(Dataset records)
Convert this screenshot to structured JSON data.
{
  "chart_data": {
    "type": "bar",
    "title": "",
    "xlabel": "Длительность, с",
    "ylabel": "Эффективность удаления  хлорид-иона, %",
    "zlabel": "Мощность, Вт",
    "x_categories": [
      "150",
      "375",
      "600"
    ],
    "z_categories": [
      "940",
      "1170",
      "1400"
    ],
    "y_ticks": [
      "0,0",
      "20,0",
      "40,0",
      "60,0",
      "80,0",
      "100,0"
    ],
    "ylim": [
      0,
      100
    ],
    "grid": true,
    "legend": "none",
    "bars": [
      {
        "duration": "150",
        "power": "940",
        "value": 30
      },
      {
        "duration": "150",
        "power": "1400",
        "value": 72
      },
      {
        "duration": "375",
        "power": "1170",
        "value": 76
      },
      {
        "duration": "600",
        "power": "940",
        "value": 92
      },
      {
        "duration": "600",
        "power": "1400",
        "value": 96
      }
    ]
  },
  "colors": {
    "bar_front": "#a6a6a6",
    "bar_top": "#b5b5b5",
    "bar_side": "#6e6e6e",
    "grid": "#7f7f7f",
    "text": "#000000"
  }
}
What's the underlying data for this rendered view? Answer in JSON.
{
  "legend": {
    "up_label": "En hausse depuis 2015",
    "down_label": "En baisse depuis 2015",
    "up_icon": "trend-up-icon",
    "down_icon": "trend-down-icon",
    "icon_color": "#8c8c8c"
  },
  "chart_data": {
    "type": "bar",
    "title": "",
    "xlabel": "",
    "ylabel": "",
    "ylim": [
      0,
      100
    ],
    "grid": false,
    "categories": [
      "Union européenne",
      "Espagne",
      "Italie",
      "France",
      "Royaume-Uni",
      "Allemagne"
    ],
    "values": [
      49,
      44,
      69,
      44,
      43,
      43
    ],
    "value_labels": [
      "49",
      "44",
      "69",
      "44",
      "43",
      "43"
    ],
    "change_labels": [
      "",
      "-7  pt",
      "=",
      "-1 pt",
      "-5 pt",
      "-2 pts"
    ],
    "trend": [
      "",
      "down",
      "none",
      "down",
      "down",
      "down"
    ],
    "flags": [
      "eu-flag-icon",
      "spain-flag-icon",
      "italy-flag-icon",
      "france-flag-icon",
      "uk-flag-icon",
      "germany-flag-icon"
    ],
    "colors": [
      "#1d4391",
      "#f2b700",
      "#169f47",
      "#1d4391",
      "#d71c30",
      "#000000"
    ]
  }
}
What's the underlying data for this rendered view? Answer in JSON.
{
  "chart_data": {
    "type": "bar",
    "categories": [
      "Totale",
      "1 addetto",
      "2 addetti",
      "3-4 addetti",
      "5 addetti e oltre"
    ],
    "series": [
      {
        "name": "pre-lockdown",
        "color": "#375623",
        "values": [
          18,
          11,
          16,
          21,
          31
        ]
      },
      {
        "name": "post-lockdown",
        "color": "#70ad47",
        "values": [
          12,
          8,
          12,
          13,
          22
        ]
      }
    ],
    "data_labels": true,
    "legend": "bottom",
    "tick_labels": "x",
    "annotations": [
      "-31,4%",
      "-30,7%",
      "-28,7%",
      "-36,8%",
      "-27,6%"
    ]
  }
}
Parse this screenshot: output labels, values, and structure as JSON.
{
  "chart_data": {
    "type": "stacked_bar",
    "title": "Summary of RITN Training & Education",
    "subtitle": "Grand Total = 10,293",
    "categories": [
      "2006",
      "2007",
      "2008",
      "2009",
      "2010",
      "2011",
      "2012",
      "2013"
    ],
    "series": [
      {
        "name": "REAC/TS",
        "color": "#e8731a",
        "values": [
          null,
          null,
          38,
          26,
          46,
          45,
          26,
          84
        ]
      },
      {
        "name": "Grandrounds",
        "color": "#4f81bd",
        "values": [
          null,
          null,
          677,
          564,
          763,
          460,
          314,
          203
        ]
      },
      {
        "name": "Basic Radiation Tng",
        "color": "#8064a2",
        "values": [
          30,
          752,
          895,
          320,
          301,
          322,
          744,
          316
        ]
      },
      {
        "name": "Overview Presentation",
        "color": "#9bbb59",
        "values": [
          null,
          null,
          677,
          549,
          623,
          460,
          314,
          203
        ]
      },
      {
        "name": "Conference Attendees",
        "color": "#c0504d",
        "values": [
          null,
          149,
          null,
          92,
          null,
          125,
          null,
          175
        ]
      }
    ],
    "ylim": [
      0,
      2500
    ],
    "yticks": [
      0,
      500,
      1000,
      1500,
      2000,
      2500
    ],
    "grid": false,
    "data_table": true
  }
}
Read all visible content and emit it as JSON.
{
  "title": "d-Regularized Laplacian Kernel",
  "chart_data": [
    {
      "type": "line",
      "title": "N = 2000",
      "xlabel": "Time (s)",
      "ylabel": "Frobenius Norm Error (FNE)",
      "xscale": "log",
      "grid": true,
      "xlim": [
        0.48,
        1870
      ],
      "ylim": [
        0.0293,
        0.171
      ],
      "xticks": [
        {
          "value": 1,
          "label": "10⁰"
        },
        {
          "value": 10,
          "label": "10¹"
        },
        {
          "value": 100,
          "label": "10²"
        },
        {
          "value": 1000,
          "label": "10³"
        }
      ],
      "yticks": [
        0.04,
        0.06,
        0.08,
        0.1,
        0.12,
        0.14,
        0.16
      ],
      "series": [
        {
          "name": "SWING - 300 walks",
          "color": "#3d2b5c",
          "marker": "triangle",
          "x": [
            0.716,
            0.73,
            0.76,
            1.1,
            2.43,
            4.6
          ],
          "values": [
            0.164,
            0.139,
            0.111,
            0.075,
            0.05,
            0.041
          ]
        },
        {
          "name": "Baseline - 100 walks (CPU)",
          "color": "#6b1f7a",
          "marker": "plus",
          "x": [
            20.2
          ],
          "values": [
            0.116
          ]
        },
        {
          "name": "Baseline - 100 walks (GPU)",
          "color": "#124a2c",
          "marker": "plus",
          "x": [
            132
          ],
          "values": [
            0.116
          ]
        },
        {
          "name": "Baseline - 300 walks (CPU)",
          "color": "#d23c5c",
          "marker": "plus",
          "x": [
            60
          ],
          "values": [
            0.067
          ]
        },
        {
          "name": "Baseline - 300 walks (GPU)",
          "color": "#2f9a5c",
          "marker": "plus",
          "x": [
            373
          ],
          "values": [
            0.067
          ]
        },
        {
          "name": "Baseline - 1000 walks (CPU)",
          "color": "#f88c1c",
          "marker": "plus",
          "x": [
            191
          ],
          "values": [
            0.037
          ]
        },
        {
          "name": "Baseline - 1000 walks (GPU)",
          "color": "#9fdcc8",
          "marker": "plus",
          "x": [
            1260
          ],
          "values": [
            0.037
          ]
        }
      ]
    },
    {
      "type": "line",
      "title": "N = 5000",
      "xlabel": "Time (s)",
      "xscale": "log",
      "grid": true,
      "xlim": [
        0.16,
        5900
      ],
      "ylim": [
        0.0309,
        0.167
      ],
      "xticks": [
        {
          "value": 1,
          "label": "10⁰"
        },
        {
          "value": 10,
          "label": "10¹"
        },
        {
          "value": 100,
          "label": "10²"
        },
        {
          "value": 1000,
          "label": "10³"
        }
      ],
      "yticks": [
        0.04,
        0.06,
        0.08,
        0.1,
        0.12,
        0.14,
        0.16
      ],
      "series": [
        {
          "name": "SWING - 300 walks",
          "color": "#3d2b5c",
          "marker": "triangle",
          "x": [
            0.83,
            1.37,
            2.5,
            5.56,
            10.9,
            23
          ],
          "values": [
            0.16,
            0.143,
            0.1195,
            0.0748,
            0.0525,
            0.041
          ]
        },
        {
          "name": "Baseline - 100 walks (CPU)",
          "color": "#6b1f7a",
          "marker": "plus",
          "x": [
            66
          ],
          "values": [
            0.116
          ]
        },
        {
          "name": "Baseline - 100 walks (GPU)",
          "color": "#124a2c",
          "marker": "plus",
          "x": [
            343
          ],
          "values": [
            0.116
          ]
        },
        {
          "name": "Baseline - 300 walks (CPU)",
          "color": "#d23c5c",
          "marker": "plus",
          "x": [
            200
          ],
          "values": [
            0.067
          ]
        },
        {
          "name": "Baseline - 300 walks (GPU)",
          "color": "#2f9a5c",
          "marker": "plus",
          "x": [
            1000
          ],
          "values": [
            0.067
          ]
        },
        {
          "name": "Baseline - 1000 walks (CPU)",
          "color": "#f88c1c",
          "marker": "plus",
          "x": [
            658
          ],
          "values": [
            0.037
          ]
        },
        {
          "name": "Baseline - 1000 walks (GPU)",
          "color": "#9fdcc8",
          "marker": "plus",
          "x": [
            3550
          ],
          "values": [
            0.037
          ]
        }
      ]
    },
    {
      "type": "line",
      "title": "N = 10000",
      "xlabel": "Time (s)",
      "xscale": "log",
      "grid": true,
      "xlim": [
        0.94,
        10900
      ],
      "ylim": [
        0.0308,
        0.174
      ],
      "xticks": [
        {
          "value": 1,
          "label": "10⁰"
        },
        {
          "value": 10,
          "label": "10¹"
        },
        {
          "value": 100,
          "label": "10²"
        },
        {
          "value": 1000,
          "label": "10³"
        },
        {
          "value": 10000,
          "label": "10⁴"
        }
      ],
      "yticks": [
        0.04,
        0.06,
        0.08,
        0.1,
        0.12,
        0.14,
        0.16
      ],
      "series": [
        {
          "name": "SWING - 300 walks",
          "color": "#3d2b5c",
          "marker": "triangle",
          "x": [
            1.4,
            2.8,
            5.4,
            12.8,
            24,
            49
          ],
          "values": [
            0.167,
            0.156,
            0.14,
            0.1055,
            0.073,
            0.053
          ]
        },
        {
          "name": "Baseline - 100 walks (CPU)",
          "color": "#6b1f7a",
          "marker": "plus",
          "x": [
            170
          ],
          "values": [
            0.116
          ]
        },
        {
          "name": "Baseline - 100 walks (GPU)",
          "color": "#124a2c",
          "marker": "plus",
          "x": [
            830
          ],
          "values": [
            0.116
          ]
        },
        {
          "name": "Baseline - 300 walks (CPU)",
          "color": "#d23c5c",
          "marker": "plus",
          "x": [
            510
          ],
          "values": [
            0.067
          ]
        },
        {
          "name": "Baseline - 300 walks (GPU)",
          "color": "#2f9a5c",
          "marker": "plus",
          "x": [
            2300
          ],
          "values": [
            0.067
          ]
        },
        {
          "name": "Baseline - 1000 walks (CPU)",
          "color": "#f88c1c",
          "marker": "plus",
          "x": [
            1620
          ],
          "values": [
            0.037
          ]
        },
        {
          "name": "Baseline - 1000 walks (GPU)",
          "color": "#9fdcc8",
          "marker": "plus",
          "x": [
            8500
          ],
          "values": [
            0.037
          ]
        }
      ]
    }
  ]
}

(Set task): Pull out every line of the entries that includes the word "screenshot".

(Solution for this exercise):
Convert this screenshot to structured JSON data.
Parse this screenshot: output labels, values, and structure as JSON.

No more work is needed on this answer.